● Aim:
Please recast the records, from their first line through the line containing "- north-arrow-icon: N: [1389, 756, 1435, 848]" (both included), as a JSON list of strings with one string per line and blank lines left out.

● Data shown:
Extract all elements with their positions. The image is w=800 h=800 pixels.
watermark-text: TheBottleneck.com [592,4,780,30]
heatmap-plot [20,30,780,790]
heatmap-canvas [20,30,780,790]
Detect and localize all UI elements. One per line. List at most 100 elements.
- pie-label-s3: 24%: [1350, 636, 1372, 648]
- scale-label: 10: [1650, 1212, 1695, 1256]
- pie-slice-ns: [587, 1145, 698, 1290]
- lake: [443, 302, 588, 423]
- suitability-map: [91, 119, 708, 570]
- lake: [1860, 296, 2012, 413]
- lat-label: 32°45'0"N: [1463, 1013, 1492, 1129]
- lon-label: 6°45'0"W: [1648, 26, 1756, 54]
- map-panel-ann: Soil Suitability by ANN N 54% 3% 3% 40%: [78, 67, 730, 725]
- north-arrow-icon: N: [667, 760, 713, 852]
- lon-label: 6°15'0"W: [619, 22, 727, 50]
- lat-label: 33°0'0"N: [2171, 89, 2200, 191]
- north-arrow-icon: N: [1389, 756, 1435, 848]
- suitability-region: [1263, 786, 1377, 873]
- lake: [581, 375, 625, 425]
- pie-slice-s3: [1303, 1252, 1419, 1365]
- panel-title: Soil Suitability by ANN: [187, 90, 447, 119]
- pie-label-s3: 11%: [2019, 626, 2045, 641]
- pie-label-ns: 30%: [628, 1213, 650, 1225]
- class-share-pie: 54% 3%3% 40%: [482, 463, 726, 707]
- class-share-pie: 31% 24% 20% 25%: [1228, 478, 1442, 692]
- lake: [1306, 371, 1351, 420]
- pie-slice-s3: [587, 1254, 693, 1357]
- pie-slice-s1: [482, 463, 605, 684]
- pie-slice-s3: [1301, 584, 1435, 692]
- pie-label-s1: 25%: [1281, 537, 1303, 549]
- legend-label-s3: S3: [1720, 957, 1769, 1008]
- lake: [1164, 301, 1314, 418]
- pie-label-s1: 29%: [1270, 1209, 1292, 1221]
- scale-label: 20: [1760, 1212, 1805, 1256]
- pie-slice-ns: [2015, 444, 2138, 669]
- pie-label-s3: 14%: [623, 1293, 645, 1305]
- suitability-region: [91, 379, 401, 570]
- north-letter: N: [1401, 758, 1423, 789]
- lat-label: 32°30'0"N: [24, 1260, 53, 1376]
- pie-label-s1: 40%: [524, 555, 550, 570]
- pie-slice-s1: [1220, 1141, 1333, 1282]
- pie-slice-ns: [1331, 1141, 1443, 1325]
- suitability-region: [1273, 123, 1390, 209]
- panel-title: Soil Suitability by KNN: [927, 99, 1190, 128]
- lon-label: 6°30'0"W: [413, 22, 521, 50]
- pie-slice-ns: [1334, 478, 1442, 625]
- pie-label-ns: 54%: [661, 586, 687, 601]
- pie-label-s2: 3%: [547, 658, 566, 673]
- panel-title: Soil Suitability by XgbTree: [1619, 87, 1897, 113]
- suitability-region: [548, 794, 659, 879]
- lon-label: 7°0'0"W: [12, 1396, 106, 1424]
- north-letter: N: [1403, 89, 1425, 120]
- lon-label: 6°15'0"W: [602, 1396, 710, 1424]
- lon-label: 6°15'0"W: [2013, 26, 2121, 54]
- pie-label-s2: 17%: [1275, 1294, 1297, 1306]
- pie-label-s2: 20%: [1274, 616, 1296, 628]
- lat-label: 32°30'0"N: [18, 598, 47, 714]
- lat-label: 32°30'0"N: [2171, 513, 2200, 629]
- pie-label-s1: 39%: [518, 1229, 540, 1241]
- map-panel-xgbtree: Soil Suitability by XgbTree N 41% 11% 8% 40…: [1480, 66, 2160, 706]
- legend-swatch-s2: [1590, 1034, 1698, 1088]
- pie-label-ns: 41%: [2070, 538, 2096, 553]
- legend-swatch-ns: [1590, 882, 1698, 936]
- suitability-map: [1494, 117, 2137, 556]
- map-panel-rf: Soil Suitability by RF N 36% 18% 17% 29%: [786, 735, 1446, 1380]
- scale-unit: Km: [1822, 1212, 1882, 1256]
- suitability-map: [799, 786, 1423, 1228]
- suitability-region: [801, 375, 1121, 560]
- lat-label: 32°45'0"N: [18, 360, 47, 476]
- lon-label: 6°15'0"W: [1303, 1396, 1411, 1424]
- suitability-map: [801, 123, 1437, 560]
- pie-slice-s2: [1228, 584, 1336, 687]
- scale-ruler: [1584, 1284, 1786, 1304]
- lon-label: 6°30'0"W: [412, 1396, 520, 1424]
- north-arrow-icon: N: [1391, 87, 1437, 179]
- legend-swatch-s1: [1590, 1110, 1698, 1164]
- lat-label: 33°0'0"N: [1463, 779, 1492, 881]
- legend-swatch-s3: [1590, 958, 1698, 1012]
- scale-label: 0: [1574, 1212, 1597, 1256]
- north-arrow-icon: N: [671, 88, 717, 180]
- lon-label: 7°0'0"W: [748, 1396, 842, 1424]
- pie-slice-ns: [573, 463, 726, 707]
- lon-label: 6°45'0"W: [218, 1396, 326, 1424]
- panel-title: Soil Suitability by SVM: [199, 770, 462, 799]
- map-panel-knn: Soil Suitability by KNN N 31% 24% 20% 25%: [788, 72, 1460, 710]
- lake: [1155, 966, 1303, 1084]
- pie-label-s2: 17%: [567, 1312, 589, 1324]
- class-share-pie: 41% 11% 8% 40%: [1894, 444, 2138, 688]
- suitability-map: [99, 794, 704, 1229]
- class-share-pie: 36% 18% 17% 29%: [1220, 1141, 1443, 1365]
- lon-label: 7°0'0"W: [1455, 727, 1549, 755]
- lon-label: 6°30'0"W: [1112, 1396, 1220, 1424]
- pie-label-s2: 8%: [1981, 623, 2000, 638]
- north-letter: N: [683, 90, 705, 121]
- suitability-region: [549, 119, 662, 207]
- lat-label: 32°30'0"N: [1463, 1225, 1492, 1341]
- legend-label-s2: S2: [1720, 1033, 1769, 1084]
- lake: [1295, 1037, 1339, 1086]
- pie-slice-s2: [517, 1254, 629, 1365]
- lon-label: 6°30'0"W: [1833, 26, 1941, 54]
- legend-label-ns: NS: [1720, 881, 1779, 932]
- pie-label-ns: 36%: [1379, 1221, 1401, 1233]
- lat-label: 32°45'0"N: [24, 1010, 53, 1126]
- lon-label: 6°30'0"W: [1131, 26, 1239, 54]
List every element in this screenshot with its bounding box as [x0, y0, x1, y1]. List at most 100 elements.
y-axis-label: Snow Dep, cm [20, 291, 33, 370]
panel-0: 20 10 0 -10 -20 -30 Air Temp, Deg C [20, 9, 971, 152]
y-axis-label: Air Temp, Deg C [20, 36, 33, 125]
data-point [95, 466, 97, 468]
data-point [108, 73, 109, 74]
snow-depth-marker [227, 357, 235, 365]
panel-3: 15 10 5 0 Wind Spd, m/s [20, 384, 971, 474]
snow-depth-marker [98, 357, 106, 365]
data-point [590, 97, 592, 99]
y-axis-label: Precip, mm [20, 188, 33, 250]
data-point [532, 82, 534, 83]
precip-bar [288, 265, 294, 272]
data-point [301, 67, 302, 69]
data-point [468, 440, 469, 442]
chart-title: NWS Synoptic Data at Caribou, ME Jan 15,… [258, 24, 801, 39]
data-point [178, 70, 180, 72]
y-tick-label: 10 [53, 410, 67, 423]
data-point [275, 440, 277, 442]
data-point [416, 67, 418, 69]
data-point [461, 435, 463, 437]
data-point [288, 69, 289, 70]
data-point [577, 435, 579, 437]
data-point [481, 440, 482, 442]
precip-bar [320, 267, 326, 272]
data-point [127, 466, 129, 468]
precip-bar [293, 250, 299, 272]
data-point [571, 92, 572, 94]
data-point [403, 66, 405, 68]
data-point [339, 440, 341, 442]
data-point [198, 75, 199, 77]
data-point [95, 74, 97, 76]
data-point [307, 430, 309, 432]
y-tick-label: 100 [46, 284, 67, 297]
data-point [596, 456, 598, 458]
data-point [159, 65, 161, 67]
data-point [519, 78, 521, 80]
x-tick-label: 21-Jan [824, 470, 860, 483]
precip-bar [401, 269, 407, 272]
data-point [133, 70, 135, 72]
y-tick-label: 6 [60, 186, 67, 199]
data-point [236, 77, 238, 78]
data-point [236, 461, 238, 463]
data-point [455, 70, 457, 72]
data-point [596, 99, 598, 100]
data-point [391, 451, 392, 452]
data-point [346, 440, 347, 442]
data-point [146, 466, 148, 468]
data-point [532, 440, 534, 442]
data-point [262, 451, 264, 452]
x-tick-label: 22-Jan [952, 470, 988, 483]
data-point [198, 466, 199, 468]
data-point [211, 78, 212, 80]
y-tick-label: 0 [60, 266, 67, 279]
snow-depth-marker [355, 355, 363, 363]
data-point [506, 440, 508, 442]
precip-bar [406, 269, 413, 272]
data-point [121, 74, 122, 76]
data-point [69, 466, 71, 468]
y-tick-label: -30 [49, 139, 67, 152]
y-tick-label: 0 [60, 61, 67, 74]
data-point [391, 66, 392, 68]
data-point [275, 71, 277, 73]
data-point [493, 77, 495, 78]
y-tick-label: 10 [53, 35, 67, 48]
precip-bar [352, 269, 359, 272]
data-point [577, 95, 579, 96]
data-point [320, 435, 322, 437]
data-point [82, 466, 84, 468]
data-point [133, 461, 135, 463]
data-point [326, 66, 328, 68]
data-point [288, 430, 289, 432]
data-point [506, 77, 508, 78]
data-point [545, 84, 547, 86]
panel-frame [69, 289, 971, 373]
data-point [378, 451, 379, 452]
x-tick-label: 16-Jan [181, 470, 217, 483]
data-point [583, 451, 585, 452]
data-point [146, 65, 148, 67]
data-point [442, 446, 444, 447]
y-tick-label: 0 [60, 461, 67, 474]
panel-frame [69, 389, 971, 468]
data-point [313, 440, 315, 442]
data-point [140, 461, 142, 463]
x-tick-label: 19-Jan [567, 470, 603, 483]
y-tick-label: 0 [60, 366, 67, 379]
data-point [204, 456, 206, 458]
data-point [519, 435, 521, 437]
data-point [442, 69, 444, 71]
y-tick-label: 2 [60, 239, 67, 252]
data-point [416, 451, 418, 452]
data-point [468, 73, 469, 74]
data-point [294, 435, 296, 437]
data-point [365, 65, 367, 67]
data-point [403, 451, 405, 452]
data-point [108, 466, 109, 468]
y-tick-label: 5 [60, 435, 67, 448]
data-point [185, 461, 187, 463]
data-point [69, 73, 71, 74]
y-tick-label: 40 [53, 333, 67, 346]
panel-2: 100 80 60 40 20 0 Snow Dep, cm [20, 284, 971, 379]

● Written answer:
[
  "Extract all elements with their positions. The image is w=800 h=800 pixels.",
  "watermark-text: TheBottleneck.com [592,4,780,30]",
  "heatmap-plot [20,30,780,790]",
  "heatmap-canvas [20,30,780,790]",
  "Detect and localize all UI elements. One per line. List at most 100 elements.",
  "- pie-label-s3: 24%: [1350, 636, 1372, 648]",
  "- scale-label: 10: [1650, 1212, 1695, 1256]",
  "- pie-slice-ns: [587, 1145, 698, 1290]",
  "- lake: [443, 302, 588, 423]",
  "- suitability-map: [91, 119, 708, 570]",
  "- lake: [1860, 296, 2012, 413]",
  "- lat-label: 32°45'0\"N: [1463, 1013, 1492, 1129]",
  "- lon-label: 6°45'0\"W: [1648, 26, 1756, 54]",
  "- map-panel-ann: Soil Suitability by ANN N 54% 3% 3% 40%: [78, 67, 730, 725]",
  "- north-arrow-icon: N: [667, 760, 713, 852]",
  "- lon-label: 6°15'0\"W: [619, 22, 727, 50]",
  "- lat-label: 33°0'0\"N: [2171, 89, 2200, 191]",
  "- north-arrow-icon: N: [1389, 756, 1435, 848]"
]